## WHAT YOU HAVE TO DO
Gather, from the data below, each line in which the word "this" occurs.

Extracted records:
>> begin
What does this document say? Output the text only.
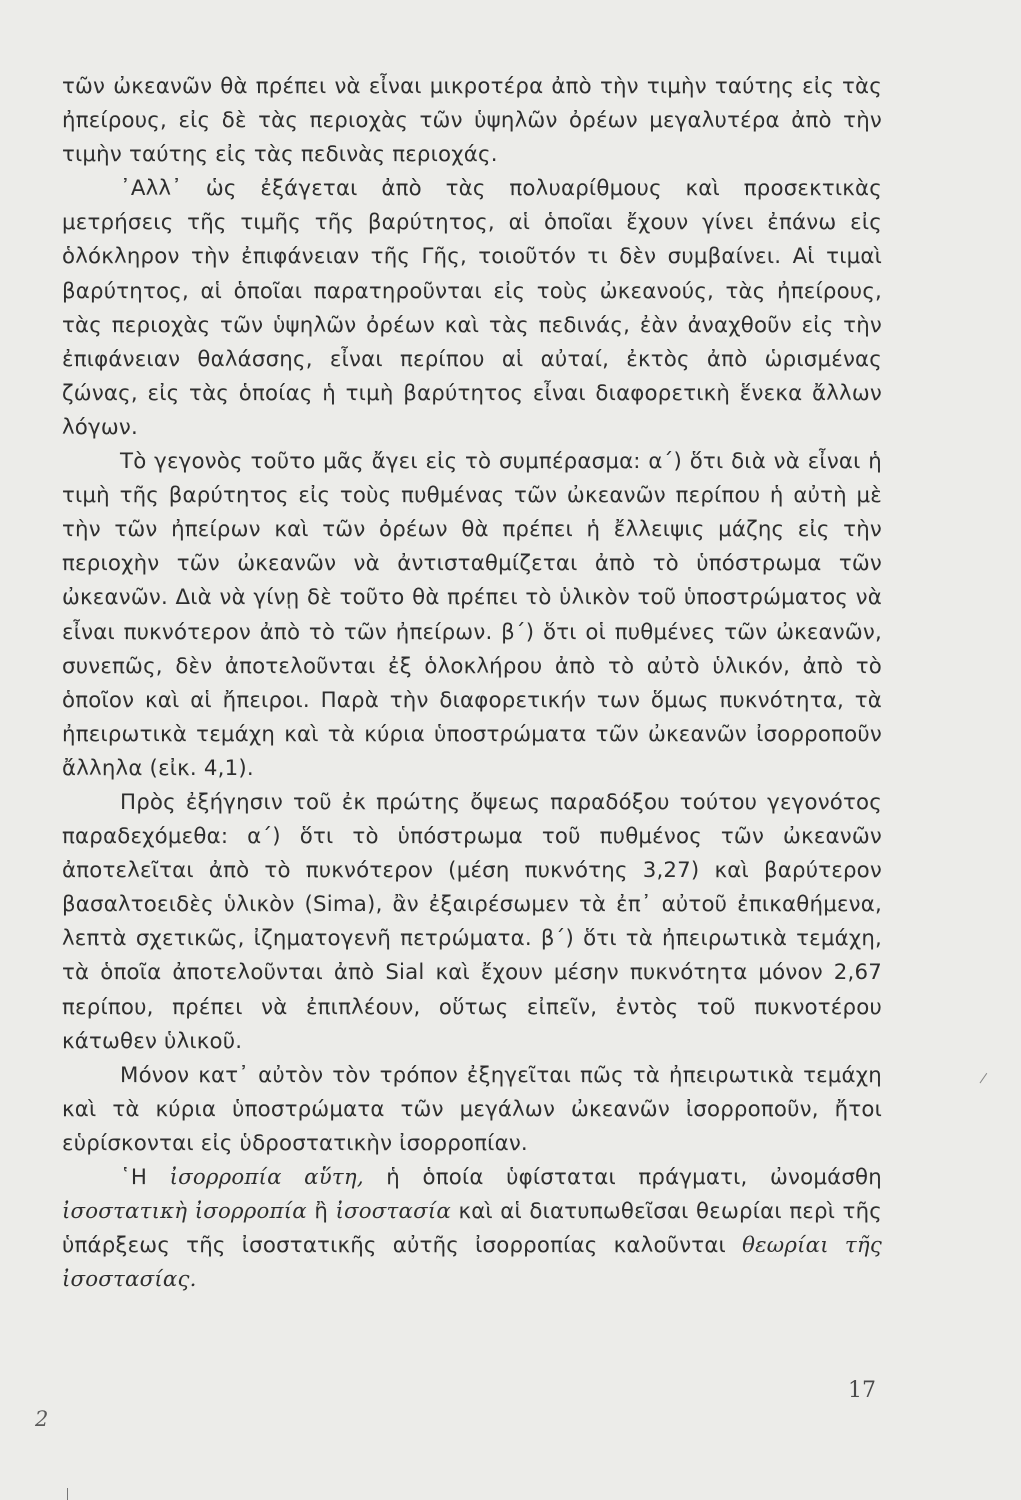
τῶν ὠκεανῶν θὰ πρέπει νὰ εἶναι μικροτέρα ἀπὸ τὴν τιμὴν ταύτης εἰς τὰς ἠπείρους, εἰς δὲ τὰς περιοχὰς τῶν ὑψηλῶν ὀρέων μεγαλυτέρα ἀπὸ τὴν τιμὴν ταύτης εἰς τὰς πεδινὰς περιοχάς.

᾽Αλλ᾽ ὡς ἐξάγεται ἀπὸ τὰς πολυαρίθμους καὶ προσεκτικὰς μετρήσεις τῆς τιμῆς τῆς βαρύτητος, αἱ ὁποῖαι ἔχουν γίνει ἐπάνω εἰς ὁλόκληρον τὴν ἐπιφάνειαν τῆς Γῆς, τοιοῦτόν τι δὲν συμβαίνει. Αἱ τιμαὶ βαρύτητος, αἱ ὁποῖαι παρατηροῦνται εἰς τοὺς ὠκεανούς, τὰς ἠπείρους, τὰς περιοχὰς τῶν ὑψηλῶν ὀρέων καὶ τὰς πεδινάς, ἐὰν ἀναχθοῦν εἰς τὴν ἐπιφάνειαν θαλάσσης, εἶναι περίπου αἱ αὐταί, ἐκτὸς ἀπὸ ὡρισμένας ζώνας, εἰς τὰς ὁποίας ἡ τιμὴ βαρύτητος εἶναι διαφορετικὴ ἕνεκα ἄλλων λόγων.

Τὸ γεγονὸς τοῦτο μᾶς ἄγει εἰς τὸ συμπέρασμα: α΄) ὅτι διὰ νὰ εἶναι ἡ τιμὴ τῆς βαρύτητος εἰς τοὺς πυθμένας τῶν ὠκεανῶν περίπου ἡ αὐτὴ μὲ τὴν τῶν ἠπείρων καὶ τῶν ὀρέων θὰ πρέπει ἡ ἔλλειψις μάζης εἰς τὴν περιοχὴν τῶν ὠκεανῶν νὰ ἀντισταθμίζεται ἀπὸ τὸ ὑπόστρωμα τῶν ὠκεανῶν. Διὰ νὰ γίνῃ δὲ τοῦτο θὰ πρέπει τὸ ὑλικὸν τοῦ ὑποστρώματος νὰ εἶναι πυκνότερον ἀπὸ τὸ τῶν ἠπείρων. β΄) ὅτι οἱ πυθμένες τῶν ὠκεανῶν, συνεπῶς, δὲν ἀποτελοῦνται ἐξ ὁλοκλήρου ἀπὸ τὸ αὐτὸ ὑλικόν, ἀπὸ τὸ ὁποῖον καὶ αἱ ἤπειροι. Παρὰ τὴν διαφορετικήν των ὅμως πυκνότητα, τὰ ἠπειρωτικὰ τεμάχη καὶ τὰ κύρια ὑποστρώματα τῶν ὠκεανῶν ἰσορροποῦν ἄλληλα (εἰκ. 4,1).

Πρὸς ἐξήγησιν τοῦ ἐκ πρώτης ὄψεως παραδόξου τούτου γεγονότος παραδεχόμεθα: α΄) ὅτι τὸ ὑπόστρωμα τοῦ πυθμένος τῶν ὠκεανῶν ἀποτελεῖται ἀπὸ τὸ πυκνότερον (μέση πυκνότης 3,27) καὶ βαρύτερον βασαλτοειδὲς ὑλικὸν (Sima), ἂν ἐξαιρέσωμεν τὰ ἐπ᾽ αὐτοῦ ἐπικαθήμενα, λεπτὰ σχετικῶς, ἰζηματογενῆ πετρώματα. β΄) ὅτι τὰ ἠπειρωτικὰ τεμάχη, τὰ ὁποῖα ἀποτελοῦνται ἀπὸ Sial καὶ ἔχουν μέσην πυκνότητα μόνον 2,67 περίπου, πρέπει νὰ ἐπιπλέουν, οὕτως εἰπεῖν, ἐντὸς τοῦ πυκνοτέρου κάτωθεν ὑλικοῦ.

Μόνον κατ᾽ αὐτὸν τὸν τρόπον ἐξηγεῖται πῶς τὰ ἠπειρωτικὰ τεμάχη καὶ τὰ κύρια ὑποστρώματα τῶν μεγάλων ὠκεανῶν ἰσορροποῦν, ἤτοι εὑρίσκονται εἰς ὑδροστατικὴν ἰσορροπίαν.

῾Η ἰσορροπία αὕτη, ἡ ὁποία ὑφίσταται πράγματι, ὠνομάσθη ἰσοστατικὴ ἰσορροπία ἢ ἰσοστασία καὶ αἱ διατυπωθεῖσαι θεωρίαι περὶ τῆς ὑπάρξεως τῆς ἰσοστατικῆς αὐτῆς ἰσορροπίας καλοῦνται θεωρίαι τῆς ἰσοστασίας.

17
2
>> end
>> begin
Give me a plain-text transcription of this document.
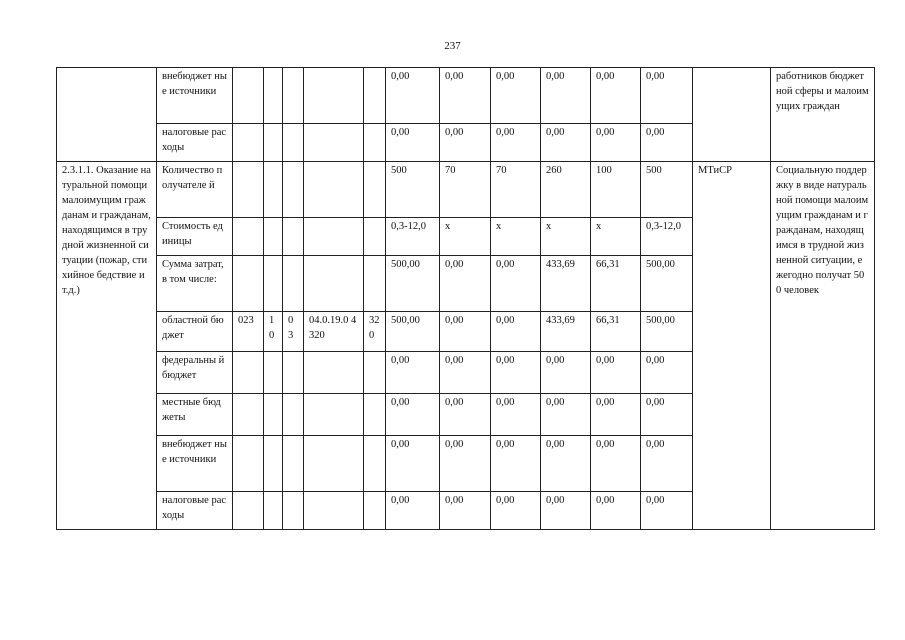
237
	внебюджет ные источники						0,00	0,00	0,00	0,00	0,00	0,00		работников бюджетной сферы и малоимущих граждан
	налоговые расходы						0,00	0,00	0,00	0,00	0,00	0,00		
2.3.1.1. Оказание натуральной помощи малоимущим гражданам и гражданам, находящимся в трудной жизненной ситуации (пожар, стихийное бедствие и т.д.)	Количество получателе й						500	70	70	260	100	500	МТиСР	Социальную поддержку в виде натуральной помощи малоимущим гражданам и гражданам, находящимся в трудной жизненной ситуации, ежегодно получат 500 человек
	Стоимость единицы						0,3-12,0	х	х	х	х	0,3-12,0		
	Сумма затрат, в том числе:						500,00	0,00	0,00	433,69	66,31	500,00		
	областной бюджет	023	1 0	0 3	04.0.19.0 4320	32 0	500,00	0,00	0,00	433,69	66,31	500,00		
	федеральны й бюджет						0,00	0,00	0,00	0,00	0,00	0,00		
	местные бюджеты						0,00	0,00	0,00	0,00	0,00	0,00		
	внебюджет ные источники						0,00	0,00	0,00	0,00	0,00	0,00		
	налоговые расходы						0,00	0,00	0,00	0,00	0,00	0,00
>> end
## COMPLETED TASK
What does this document say? Output the text only.
Give me a plain-text transcription of this document.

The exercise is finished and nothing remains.